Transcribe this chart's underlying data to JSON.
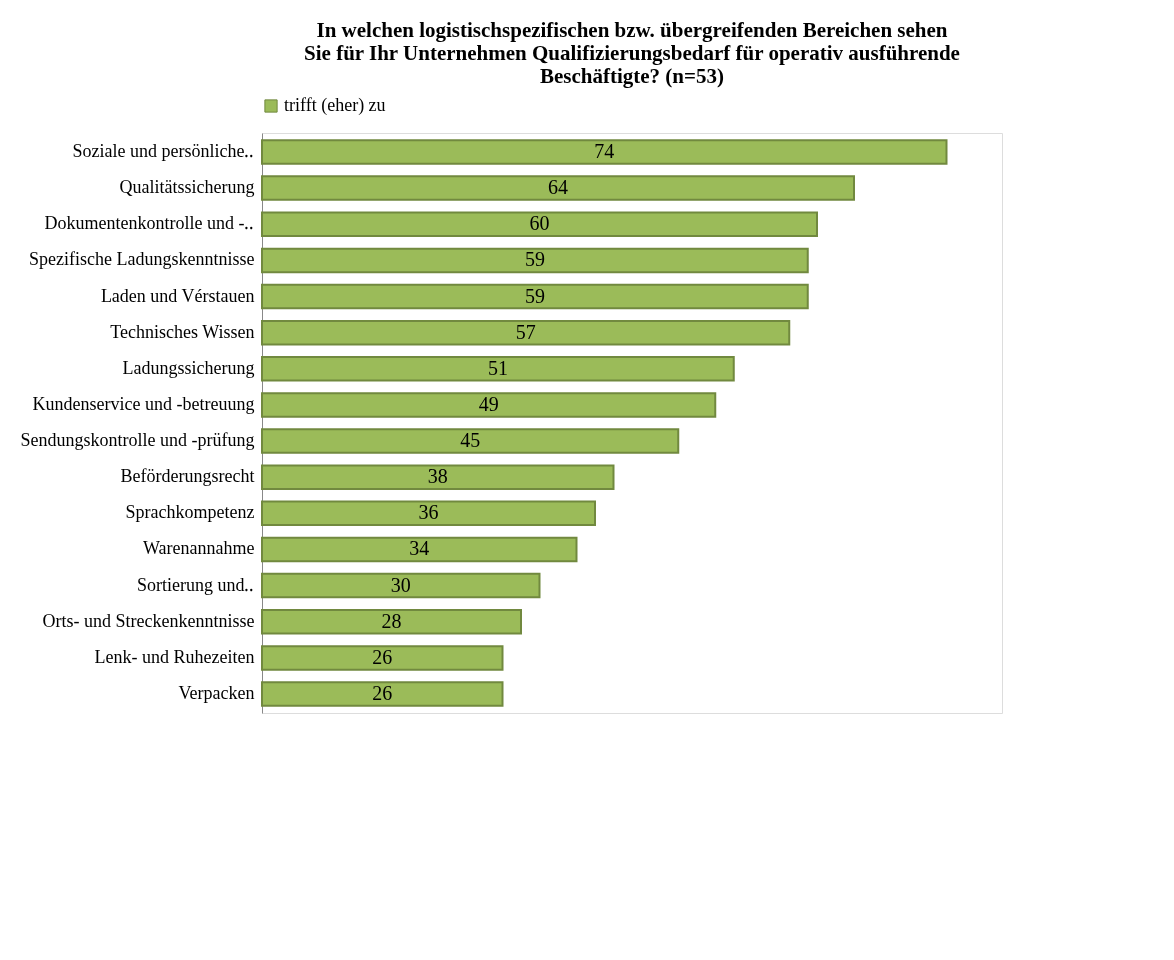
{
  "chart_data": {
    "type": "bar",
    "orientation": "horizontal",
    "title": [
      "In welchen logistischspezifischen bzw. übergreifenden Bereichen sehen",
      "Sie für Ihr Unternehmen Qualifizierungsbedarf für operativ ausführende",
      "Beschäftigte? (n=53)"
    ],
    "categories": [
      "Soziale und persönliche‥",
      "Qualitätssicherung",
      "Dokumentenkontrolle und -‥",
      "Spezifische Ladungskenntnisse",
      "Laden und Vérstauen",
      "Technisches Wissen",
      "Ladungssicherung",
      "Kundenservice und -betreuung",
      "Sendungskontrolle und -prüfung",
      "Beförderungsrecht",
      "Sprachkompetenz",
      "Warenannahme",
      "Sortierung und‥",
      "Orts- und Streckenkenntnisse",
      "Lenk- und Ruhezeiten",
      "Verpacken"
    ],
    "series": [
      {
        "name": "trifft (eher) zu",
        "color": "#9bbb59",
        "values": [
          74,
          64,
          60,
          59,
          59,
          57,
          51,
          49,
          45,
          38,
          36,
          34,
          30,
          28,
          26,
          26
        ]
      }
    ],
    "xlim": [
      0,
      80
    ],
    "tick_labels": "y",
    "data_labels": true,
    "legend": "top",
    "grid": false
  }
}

◆ ◆ ◆ ◆ ◆

[What the exercise asks]:
Omit every picture, then repeat the remaining data exactly as it appears above.

[Complete output]:
Transcribe this chart's underlying data to JSON.
{
  "chart_data": {
    "type": "bar",
    "orientation": "horizontal",
    "title": [
      "In welchen logistischspezifischen bzw. übergreifenden Bereichen sehen",
      "Sie für Ihr Unternehmen Qualifizierungsbedarf für operativ ausführende",
      "Beschäftigte? (n=53)"
    ],
    "categories": [
      "Soziale und persönliche‥",
      "Qualitätssicherung",
      "Dokumentenkontrolle und -‥",
      "Spezifische Ladungskenntnisse",
      "Laden und Vérstauen",
      "Technisches Wissen",
      "Ladungssicherung",
      "Kundenservice und -betreuung",
      "Sendungskontrolle und -prüfung",
      "Beförderungsrecht",
      "Sprachkompetenz",
      "Warenannahme",
      "Sortierung und‥",
      "Orts- und Streckenkenntnisse",
      "Lenk- und Ruhezeiten",
      "Verpacken"
    ],
    "series": [
      {
        "name": "trifft (eher) zu",
        "color": "#9bbb59",
        "values": [
          74,
          64,
          60,
          59,
          59,
          57,
          51,
          49,
          45,
          38,
          36,
          34,
          30,
          28,
          26,
          26
        ]
      }
    ],
    "xlim": [
      0,
      80
    ],
    "tick_labels": "y",
    "data_labels": true,
    "legend": "top",
    "grid": false
  }
}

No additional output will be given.